*Selected passage:*
§

CBL Properties Reports Strong Results For Third Quarter

  • Monday, November 11, 2024

CBL Properties announced results for the third quarter ended Sept. 30. Results of operations as reported in the consolidated financial statements for these periods are prepared in accordance with GAAP. A description of each supplemental non-GAAP financial measure and the related reconciliation to the comparable GAAP financial measure is located at the end of this release.

KEY TAKEAWAYS:

Same center NOI for the nine months ended Sept. 30 increased 1 percent compared with the prior-year period, and FFO, as adjusted, per share increased to $4.77, compared with $4.72 for the prior-year period. CBL reported a decline in same-center NOI of 2.0 percent for third quarter 2024 compared with the prior-year period, and FFO, as adjusted, per share of $1.54, compared with $1.60 for third quarter 2023. Results were in-line with the previously issued guidance range for 2024 same-center NOI and FFO, as adjusted.

Over 880,000 square feet of leases were executed in third quarter 2024. Third quarter 2024 leasing results included comparable leases of approximately 362,000 square feet signed at a 9.5 percent increase in average rents versus the prior leases including a 3.3 percent increase in renewal leases signed for malls, lifestyle centers and outlet centers.

§

*Dataset:*
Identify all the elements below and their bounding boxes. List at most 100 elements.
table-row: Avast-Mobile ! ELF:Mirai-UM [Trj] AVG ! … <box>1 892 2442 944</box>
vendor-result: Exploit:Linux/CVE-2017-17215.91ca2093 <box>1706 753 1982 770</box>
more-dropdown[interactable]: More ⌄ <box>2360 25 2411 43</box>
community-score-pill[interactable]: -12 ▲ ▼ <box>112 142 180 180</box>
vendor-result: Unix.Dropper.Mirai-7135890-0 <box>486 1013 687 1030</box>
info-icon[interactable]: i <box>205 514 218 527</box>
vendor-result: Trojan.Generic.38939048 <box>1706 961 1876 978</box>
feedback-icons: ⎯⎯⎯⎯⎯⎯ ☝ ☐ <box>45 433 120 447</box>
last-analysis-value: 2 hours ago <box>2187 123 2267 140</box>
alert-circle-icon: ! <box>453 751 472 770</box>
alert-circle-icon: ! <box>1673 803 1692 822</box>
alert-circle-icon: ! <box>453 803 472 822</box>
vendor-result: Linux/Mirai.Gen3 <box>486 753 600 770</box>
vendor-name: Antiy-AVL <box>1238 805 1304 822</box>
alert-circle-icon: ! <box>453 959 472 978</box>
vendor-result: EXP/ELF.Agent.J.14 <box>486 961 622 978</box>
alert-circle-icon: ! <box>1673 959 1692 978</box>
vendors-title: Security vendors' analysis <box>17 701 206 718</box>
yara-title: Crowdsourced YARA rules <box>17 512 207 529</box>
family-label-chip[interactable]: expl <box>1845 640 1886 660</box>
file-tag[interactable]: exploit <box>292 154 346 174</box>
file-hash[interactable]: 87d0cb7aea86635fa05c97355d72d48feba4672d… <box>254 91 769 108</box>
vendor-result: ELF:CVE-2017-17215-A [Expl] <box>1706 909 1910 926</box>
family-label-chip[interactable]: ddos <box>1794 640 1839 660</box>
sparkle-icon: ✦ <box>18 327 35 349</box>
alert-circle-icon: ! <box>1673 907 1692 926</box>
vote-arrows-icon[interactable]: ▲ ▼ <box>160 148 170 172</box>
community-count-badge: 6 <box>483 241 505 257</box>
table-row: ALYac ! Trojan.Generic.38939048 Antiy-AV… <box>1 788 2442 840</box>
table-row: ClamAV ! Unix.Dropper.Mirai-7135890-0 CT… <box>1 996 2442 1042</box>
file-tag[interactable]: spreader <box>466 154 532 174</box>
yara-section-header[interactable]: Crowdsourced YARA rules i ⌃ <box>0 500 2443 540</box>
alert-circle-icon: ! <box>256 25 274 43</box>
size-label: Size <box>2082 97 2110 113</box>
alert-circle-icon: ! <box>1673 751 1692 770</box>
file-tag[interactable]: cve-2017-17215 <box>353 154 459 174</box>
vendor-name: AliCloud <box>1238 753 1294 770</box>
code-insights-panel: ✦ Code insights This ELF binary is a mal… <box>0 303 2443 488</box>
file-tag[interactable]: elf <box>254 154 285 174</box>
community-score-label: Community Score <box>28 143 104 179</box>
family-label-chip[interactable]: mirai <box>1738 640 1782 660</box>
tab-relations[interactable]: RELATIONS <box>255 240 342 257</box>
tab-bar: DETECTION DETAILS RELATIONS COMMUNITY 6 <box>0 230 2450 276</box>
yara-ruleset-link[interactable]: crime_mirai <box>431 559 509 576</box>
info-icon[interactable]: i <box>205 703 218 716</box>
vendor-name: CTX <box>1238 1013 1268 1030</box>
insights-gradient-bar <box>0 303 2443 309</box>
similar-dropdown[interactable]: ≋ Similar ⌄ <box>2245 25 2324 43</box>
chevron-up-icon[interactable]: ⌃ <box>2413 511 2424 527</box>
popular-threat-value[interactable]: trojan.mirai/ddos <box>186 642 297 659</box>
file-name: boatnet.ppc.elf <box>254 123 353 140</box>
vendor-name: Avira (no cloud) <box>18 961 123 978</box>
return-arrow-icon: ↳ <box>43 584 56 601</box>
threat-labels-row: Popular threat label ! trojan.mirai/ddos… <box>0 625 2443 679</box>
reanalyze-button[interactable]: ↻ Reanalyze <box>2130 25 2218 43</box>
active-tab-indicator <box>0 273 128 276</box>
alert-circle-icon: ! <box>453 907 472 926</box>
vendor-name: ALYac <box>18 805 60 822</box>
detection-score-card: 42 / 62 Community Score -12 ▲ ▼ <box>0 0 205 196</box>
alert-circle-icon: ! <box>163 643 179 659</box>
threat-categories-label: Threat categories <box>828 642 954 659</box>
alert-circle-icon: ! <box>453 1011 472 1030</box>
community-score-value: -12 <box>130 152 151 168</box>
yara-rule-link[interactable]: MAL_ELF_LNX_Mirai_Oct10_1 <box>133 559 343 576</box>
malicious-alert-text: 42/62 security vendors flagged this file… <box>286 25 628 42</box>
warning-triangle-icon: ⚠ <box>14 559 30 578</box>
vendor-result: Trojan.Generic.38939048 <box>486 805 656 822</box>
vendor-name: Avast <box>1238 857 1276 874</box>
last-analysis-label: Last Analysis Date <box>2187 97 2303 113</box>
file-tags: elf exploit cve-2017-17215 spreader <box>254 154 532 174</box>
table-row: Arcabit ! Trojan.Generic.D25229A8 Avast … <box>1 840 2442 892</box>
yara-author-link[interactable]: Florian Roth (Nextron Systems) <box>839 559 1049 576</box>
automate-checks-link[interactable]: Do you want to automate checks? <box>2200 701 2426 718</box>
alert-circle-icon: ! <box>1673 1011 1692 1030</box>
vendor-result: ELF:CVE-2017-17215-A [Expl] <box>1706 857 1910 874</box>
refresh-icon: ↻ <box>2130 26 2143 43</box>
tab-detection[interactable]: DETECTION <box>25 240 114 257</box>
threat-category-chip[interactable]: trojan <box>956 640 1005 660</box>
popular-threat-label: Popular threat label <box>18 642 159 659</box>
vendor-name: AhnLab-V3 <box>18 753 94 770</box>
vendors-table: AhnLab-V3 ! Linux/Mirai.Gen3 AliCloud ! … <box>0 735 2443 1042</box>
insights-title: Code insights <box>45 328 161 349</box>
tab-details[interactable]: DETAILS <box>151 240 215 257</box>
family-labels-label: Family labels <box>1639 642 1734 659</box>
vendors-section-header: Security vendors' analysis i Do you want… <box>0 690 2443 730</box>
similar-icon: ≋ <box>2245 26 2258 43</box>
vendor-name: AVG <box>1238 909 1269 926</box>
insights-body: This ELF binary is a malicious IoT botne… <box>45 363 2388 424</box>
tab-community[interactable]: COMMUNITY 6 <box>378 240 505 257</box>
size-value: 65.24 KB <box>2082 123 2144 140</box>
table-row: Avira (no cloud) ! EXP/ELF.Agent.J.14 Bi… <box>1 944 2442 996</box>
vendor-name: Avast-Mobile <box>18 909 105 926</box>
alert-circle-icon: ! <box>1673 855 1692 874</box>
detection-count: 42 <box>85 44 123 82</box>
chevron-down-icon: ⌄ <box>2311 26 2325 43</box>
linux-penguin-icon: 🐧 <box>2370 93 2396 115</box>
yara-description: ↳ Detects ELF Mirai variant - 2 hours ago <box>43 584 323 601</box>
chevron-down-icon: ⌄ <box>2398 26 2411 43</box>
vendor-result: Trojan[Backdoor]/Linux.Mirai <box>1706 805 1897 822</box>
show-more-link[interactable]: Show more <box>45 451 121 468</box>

§

*Job 1:* From the CBL Properties results release, extract the part that opens with the words containing "Same center NOI" and closes with "FFO, as adjusted.".
*Job 2:* In two sentences, summarize the CBL Properties results release.
*Job 3:* List every dollar amount that appears in the CBL Properties results release.

*Written answer 1:*
Same center NOI for the nine months ended Sept. 30 increased 1 percent compared with the prior-year period, and FFO, as adjusted, per share increased to $4.77, compared with $4.72 for the prior-year period. CBL reported a decline in same-center NOI of 2.0 percent for third quarter 2024 compared with the prior-year period, and FFO, as adjusted, per share of $1.54, compared with $1.60 for third quarter 2023. Results were in-line with the previously issued guidance range for 2024 same-center NOI and FFO, as adjusted.

*Written answer 2:* CBL Properties reported a 2.0 percent decline in same-center NOI for third quarter 2024 and FFO, as adjusted, per share of $1.54, compared with $1.60 a year earlier, while for the nine months same-center NOI rose 1 percent and FFO, as adjusted, per share increased to $4.77 from $4.72, results in line with its previously issued guidance. Over 880,000 square feet of leases were executed in the quarter, including approximately 362,000 square feet of comparable leases signed at a 9.5 percent increase in average rents.

*Written answer 3:*
$4.77
$4.72
$1.54
$1.60